▸ Provided information

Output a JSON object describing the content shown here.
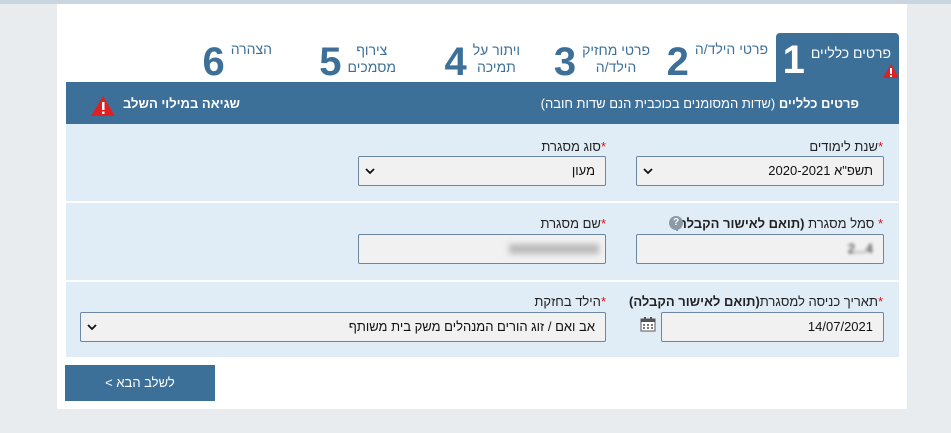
{
  "steps": [
    {
      "num": "1",
      "label": "פרטים כלליים"
    },
    {
      "num": "2",
      "label": "פרטי הילד/ה"
    },
    {
      "num": "3",
      "label_line1": "פרטי מחזיק",
      "label_line2": "הילד/ה"
    },
    {
      "num": "4",
      "label_line1": "ויתור על",
      "label_line2": "תמיכה"
    },
    {
      "num": "5",
      "label_line1": "צירוף",
      "label_line2": "מסמכים"
    },
    {
      "num": "6",
      "label": "הצהרה"
    }
  ],
  "section": {
    "title": "פרטים כלליים",
    "subtitle": "(שדות המסומנים בכוכבית הנם שדות חובה)",
    "error": "שגיאה במילוי השלב"
  },
  "form": {
    "school_year": {
      "label": "שנת לימודים",
      "value": "תשפ\"א 2020-2021"
    },
    "framework_type": {
      "label": "סוג מסגרת",
      "value": "מעון"
    },
    "framework_code": {
      "label": "סמל מסגרת ",
      "label_bold": "(תואם לאישור הקבלה)",
      "value": "4...2"
    },
    "framework_name": {
      "label": "שם מסגרת",
      "value": ""
    },
    "entry_date": {
      "label": "תאריך כניסה למסגרת",
      "label_bold": "(תואם לאישור הקבלה)",
      "value": "14/07/2021"
    },
    "custody": {
      "label": "הילד בחזקת",
      "value": "אב ואם / זוג הורים המנהלים משק בית משותף"
    }
  },
  "required_mark": "*",
  "help_icon": "?",
  "next_button": "לשלב הבא >",
  "colors": {
    "primary": "#3d7099",
    "row_bg": "#e1edf6",
    "required": "#dd1111",
    "warning": "#e02020"
  }
}
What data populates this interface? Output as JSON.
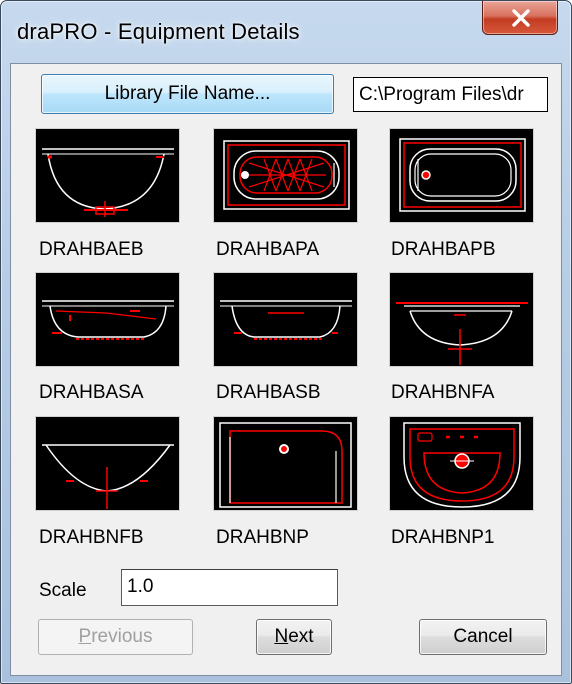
{
  "window": {
    "title": "draPRO - Equipment Details"
  },
  "library": {
    "button_label": "Library File Name...",
    "path_value": "C:\\Program Files\\dr"
  },
  "thumbnails": [
    {
      "label": "DRAHBAEB",
      "icon": "bathtub-elevation-icon"
    },
    {
      "label": "DRAHBAPA",
      "icon": "bathtub-plan-whirlpool-icon"
    },
    {
      "label": "DRAHBAPB",
      "icon": "bathtub-plan-icon"
    },
    {
      "label": "DRAHBASA",
      "icon": "bathtub-side-elevation-icon"
    },
    {
      "label": "DRAHBASB",
      "icon": "bathtub-side-elevation-b-icon"
    },
    {
      "label": "DRAHBNFA",
      "icon": "basin-front-elevation-icon"
    },
    {
      "label": "DRAHBNFB",
      "icon": "bowl-elevation-icon"
    },
    {
      "label": "DRAHBNP",
      "icon": "basin-plan-icon"
    },
    {
      "label": "DRAHBNP1",
      "icon": "basin-plan-faucet-icon"
    }
  ],
  "scale": {
    "label": "Scale",
    "value": "1.0"
  },
  "buttons": {
    "previous": {
      "pre": "",
      "mnemonic": "P",
      "post": "revious",
      "enabled": false
    },
    "next": {
      "pre": "",
      "mnemonic": "N",
      "post": "ext",
      "enabled": true
    },
    "cancel": {
      "label": "Cancel",
      "enabled": true
    }
  },
  "colors": {
    "cad_red": "#ff0000",
    "cad_white": "#ffffff",
    "close_button": "#c23d22",
    "lib_button": "#bee6fd"
  }
}
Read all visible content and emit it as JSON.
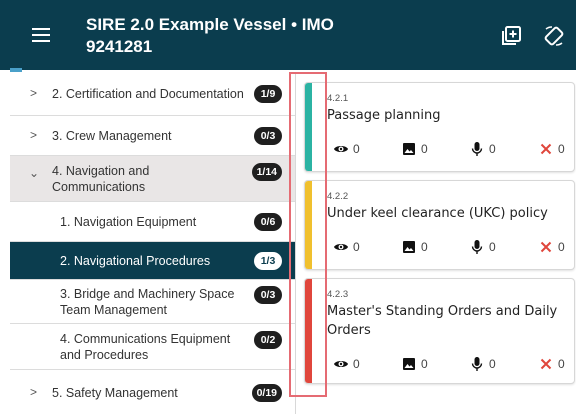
{
  "header": {
    "title": "SIRE 2.0 Example Vessel • IMO 9241281",
    "menu_icon": "menu-icon",
    "add_icon": "add-square-icon",
    "rotate_icon": "rotate-icon",
    "color": "#0b3d4e"
  },
  "sidebar": {
    "items": [
      {
        "label": "2. Certification and Documentation",
        "badge": "1/9",
        "state": "collapsed",
        "icon": "chevron-right-icon"
      },
      {
        "label": "3. Crew Management",
        "badge": "0/3",
        "state": "collapsed",
        "icon": "chevron-right-icon"
      },
      {
        "label": "4. Navigation and Communications",
        "badge": "1/14",
        "state": "expanded",
        "icon": "chevron-down-icon"
      },
      {
        "label": "1. Navigation Equipment",
        "badge": "0/6",
        "state": "sub"
      },
      {
        "label": "2. Navigational Procedures",
        "badge": "1/3",
        "state": "active"
      },
      {
        "label": "3. Bridge and Machinery Space Team Management",
        "badge": "0/3",
        "state": "sub"
      },
      {
        "label": "4. Communications Equipment and Procedures",
        "badge": "0/2",
        "state": "sub"
      },
      {
        "label": "5. Safety Management",
        "badge": "0/19",
        "state": "collapsed",
        "icon": "chevron-right-icon"
      }
    ]
  },
  "questions": [
    {
      "code": "4.2.1",
      "title": "Passage planning",
      "color": "#2bb3a3",
      "views": "0",
      "photos": "0",
      "audio": "0",
      "issues": "0"
    },
    {
      "code": "4.2.2",
      "title": "Under keel clearance (UKC) policy",
      "color": "#f0c02e",
      "views": "0",
      "photos": "0",
      "audio": "0",
      "issues": "0"
    },
    {
      "code": "4.2.3",
      "title": "Master's Standing Orders and Daily Orders",
      "color": "#e0463c",
      "views": "0",
      "photos": "0",
      "audio": "0",
      "issues": "0"
    }
  ],
  "colors": {
    "accent": "#4aa0c9",
    "highlight": "#e56b73",
    "issue": "#e0463c"
  }
}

▸ What you should do
Quote the material exactly. Pictures stay out.

▸ Written solution
Output a JSON object describing the content shown here.
{
  "steps": [
    {
      "num": "1",
      "label": "פרטים כלליים"
    },
    {
      "num": "2",
      "label": "פרטי הילד/ה"
    },
    {
      "num": "3",
      "label_line1": "פרטי מחזיק",
      "label_line2": "הילד/ה"
    },
    {
      "num": "4",
      "label_line1": "ויתור על",
      "label_line2": "תמיכה"
    },
    {
      "num": "5",
      "label_line1": "צירוף",
      "label_line2": "מסמכים"
    },
    {
      "num": "6",
      "label": "הצהרה"
    }
  ],
  "section": {
    "title": "פרטים כלליים",
    "subtitle": "(שדות המסומנים בכוכבית הנם שדות חובה)",
    "error": "שגיאה במילוי השלב"
  },
  "form": {
    "school_year": {
      "label": "שנת לימודים",
      "value": "תשפ\"א 2020-2021"
    },
    "framework_type": {
      "label": "סוג מסגרת",
      "value": "מעון"
    },
    "framework_code": {
      "label": "סמל מסגרת ",
      "label_bold": "(תואם לאישור הקבלה)",
      "value": "4...2"
    },
    "framework_name": {
      "label": "שם מסגרת",
      "value": ""
    },
    "entry_date": {
      "label": "תאריך כניסה למסגרת",
      "label_bold": "(תואם לאישור הקבלה)",
      "value": "14/07/2021"
    },
    "custody": {
      "label": "הילד בחזקת",
      "value": "אב ואם / זוג הורים המנהלים משק בית משותף"
    }
  },
  "required_mark": "*",
  "help_icon": "?",
  "next_button": "לשלב הבא >",
  "colors": {
    "primary": "#3d7099",
    "row_bg": "#e1edf6",
    "required": "#dd1111",
    "warning": "#e02020"
  }
}
What data populates this interface? Output as JSON.
{
  "window": {
    "title": "draPRO - Equipment Details"
  },
  "library": {
    "button_label": "Library File Name...",
    "path_value": "C:\\Program Files\\dr"
  },
  "thumbnails": [
    {
      "label": "DRAHBAEB",
      "icon": "bathtub-elevation-icon"
    },
    {
      "label": "DRAHBAPA",
      "icon": "bathtub-plan-whirlpool-icon"
    },
    {
      "label": "DRAHBAPB",
      "icon": "bathtub-plan-icon"
    },
    {
      "label": "DRAHBASA",
      "icon": "bathtub-side-elevation-icon"
    },
    {
      "label": "DRAHBASB",
      "icon": "bathtub-side-elevation-b-icon"
    },
    {
      "label": "DRAHBNFA",
      "icon": "basin-front-elevation-icon"
    },
    {
      "label": "DRAHBNFB",
      "icon": "bowl-elevation-icon"
    },
    {
      "label": "DRAHBNP",
      "icon": "basin-plan-icon"
    },
    {
      "label": "DRAHBNP1",
      "icon": "basin-plan-faucet-icon"
    }
  ],
  "scale": {
    "label": "Scale",
    "value": "1.0"
  },
  "buttons": {
    "previous": {
      "pre": "",
      "mnemonic": "P",
      "post": "revious",
      "enabled": false
    },
    "next": {
      "pre": "",
      "mnemonic": "N",
      "post": "ext",
      "enabled": true
    },
    "cancel": {
      "label": "Cancel",
      "enabled": true
    }
  },
  "colors": {
    "cad_red": "#ff0000",
    "cad_white": "#ffffff",
    "close_button": "#c23d22",
    "lib_button": "#bee6fd"
  }
}
Read all visible content and emit it as JSON.
{
  "header": {
    "title": "SIRE 2.0 Example Vessel • IMO 9241281",
    "menu_icon": "menu-icon",
    "add_icon": "add-square-icon",
    "rotate_icon": "rotate-icon",
    "color": "#0b3d4e"
  },
  "sidebar": {
    "items": [
      {
        "label": "2. Certification and Documentation",
        "badge": "1/9",
        "state": "collapsed",
        "icon": "chevron-right-icon"
      },
      {
        "label": "3. Crew Management",
        "badge": "0/3",
        "state": "collapsed",
        "icon": "chevron-right-icon"
      },
      {
        "label": "4. Navigation and Communications",
        "badge": "1/14",
        "state": "expanded",
        "icon": "chevron-down-icon"
      },
      {
        "label": "1. Navigation Equipment",
        "badge": "0/6",
        "state": "sub"
      },
      {
        "label": "2. Navigational Procedures",
        "badge": "1/3",
        "state": "active"
      },
      {
        "label": "3. Bridge and Machinery Space Team Management",
        "badge": "0/3",
        "state": "sub"
      },
      {
        "label": "4. Communications Equipment and Procedures",
        "badge": "0/2",
        "state": "sub"
      },
      {
        "label": "5. Safety Management",
        "badge": "0/19",
        "state": "collapsed",
        "icon": "chevron-right-icon"
      }
    ]
  },
  "questions": [
    {
      "code": "4.2.1",
      "title": "Passage planning",
      "color": "#2bb3a3",
      "views": "0",
      "photos": "0",
      "audio": "0",
      "issues": "0"
    },
    {
      "code": "4.2.2",
      "title": "Under keel clearance (UKC) policy",
      "color": "#f0c02e",
      "views": "0",
      "photos": "0",
      "audio": "0",
      "issues": "0"
    },
    {
      "code": "4.2.3",
      "title": "Master's Standing Orders and Daily Orders",
      "color": "#e0463c",
      "views": "0",
      "photos": "0",
      "audio": "0",
      "issues": "0"
    }
  ],
  "colors": {
    "accent": "#4aa0c9",
    "highlight": "#e56b73",
    "issue": "#e0463c"
  }
}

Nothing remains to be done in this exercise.